-------- GIVEN INFORMATION --------
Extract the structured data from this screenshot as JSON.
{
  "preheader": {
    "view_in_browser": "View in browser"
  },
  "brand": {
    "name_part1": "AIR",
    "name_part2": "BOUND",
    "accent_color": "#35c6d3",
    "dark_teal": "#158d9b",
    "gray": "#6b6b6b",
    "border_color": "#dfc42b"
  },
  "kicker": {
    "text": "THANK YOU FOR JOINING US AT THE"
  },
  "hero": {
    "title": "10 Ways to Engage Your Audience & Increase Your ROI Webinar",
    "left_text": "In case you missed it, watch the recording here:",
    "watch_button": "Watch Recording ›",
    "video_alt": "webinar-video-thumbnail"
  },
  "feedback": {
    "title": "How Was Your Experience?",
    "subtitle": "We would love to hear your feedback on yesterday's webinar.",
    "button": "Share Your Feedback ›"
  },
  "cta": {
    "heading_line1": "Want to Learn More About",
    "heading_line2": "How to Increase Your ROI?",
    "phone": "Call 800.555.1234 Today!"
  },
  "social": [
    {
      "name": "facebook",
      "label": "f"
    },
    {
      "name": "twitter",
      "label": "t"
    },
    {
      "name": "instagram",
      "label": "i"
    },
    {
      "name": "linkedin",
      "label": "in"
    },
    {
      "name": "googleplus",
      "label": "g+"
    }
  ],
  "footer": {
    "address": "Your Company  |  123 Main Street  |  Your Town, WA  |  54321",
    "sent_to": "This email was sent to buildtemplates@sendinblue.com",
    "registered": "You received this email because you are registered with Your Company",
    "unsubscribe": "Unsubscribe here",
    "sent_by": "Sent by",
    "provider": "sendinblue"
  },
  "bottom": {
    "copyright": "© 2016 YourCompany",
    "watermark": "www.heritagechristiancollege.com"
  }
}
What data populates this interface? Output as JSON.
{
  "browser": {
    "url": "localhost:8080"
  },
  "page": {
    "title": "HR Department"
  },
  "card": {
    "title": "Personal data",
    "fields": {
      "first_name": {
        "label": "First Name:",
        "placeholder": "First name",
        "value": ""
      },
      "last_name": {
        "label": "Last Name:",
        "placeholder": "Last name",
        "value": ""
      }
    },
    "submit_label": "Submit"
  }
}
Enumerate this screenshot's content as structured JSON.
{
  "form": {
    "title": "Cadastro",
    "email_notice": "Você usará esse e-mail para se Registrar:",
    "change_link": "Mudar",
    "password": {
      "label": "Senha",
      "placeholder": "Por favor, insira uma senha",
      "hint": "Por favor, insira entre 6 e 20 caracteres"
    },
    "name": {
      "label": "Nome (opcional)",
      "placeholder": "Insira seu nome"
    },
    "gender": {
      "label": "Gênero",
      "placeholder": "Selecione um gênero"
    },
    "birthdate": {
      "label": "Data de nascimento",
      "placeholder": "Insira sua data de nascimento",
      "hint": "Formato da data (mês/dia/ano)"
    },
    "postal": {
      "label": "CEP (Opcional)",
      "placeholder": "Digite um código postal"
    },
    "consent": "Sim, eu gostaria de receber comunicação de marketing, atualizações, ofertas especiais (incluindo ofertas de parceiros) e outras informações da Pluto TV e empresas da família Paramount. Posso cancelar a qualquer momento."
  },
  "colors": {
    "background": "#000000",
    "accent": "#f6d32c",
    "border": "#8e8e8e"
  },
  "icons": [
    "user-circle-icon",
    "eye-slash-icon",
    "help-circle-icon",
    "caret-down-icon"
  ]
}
--------
TASK INSTRUCTIONS
Without leaving anything out, quote all the data.

THE REPLY
Extract the structured data from this screenshot as JSON.
{
  "preheader": {
    "view_in_browser": "View in browser"
  },
  "brand": {
    "name_part1": "AIR",
    "name_part2": "BOUND",
    "accent_color": "#35c6d3",
    "dark_teal": "#158d9b",
    "gray": "#6b6b6b",
    "border_color": "#dfc42b"
  },
  "kicker": {
    "text": "THANK YOU FOR JOINING US AT THE"
  },
  "hero": {
    "title": "10 Ways to Engage Your Audience & Increase Your ROI Webinar",
    "left_text": "In case you missed it, watch the recording here:",
    "watch_button": "Watch Recording ›",
    "video_alt": "webinar-video-thumbnail"
  },
  "feedback": {
    "title": "How Was Your Experience?",
    "subtitle": "We would love to hear your feedback on yesterday's webinar.",
    "button": "Share Your Feedback ›"
  },
  "cta": {
    "heading_line1": "Want to Learn More About",
    "heading_line2": "How to Increase Your ROI?",
    "phone": "Call 800.555.1234 Today!"
  },
  "social": [
    {
      "name": "facebook",
      "label": "f"
    },
    {
      "name": "twitter",
      "label": "t"
    },
    {
      "name": "instagram",
      "label": "i"
    },
    {
      "name": "linkedin",
      "label": "in"
    },
    {
      "name": "googleplus",
      "label": "g+"
    }
  ],
  "footer": {
    "address": "Your Company  |  123 Main Street  |  Your Town, WA  |  54321",
    "sent_to": "This email was sent to buildtemplates@sendinblue.com",
    "registered": "You received this email because you are registered with Your Company",
    "unsubscribe": "Unsubscribe here",
    "sent_by": "Sent by",
    "provider": "sendinblue"
  },
  "bottom": {
    "copyright": "© 2016 YourCompany",
    "watermark": "www.heritagechristiancollege.com"
  }
}
What data populates this interface? Output as JSON.
{
  "browser": {
    "url": "localhost:8080"
  },
  "page": {
    "title": "HR Department"
  },
  "card": {
    "title": "Personal data",
    "fields": {
      "first_name": {
        "label": "First Name:",
        "placeholder": "First name",
        "value": ""
      },
      "last_name": {
        "label": "Last Name:",
        "placeholder": "Last name",
        "value": ""
      }
    },
    "submit_label": "Submit"
  }
}
Enumerate this screenshot's content as structured JSON.
{
  "form": {
    "title": "Cadastro",
    "email_notice": "Você usará esse e-mail para se Registrar:",
    "change_link": "Mudar",
    "password": {
      "label": "Senha",
      "placeholder": "Por favor, insira uma senha",
      "hint": "Por favor, insira entre 6 e 20 caracteres"
    },
    "name": {
      "label": "Nome (opcional)",
      "placeholder": "Insira seu nome"
    },
    "gender": {
      "label": "Gênero",
      "placeholder": "Selecione um gênero"
    },
    "birthdate": {
      "label": "Data de nascimento",
      "placeholder": "Insira sua data de nascimento",
      "hint": "Formato da data (mês/dia/ano)"
    },
    "postal": {
      "label": "CEP (Opcional)",
      "placeholder": "Digite um código postal"
    },
    "consent": "Sim, eu gostaria de receber comunicação de marketing, atualizações, ofertas especiais (incluindo ofertas de parceiros) e outras informações da Pluto TV e empresas da família Paramount. Posso cancelar a qualquer momento."
  },
  "colors": {
    "background": "#000000",
    "accent": "#f6d32c",
    "border": "#8e8e8e"
  },
  "icons": [
    "user-circle-icon",
    "eye-slash-icon",
    "help-circle-icon",
    "caret-down-icon"
  ]
}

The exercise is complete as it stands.